Search the material for the string "Daily" and copy each line where it occurs.

○ ○ ○ ○ ○

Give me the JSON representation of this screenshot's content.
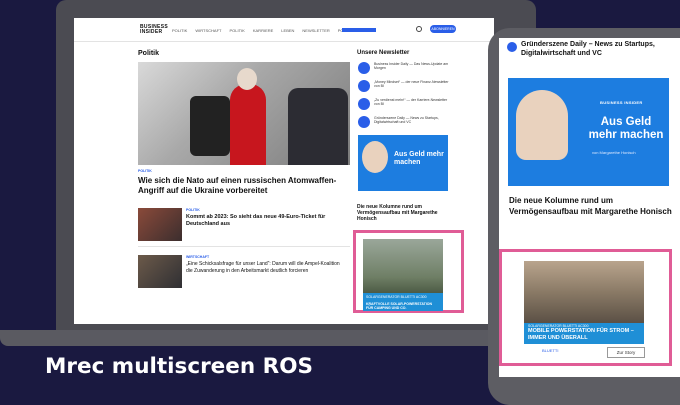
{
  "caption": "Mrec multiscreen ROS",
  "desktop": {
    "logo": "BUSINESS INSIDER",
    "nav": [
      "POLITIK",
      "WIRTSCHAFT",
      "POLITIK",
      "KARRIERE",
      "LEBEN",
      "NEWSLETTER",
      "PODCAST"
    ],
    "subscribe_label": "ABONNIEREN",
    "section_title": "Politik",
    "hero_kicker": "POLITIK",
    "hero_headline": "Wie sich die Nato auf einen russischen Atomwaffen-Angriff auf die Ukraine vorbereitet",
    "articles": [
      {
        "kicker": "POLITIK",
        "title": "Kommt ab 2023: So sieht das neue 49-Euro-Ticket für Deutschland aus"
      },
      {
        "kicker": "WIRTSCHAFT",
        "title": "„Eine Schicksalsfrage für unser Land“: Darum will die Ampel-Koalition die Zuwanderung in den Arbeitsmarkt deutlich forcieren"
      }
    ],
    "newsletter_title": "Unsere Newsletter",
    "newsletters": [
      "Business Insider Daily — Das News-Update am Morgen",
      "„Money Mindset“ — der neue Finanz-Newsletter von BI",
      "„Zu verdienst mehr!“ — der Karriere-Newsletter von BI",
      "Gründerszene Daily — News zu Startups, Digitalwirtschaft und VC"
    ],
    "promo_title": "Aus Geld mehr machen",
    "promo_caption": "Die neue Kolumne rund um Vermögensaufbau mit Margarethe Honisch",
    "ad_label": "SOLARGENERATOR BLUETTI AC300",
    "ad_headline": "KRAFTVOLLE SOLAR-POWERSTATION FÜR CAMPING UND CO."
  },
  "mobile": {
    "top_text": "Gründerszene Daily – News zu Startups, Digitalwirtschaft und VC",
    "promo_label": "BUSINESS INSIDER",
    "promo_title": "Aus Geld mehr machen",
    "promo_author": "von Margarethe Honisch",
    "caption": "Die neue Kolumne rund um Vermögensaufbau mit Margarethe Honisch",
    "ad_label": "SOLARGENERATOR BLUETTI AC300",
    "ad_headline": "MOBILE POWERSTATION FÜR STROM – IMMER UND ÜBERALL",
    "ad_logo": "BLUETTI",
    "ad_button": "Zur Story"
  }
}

○ ○ ○ ○ ○

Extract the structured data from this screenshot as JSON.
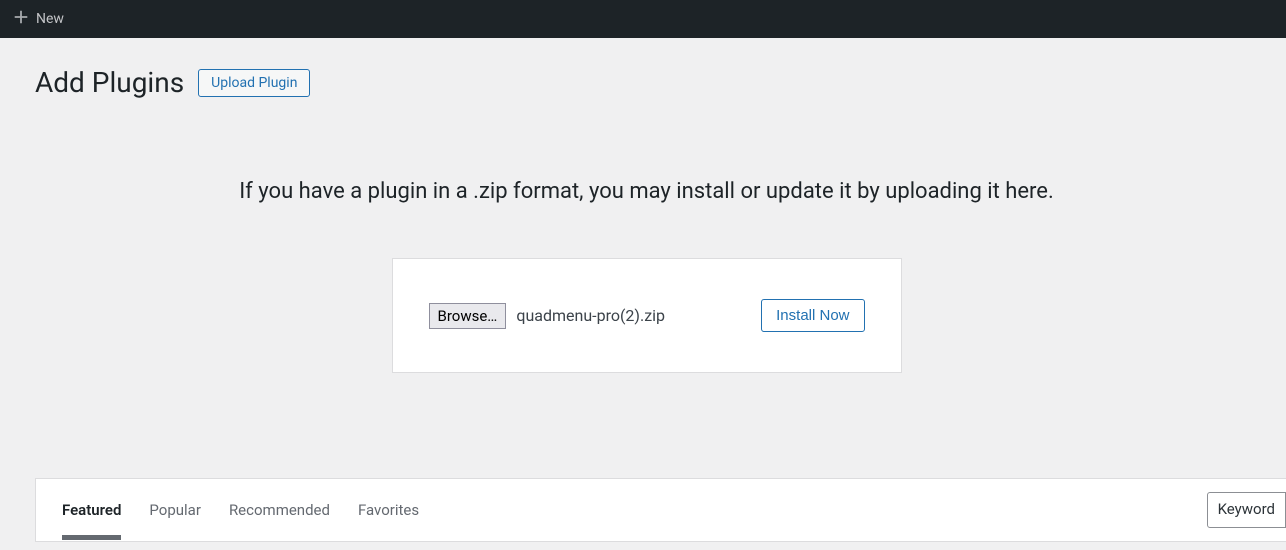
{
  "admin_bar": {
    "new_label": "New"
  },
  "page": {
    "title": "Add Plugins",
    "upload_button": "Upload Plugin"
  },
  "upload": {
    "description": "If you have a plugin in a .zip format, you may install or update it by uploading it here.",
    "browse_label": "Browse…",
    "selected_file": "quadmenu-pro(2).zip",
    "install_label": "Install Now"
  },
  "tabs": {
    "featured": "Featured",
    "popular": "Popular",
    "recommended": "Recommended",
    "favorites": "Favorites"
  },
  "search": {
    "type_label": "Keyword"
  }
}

○ ○ ○ ○ ○

#### EXERCISE ANSWER
      "Business Insider Daily — Das News-Update am Morgen",
      "Gründerszene Daily — News zu Startups, Digitalwirtschaft und VC"
    "top_text": "Gründerszene Daily – News zu Startups, Digitalwirtschaft und VC",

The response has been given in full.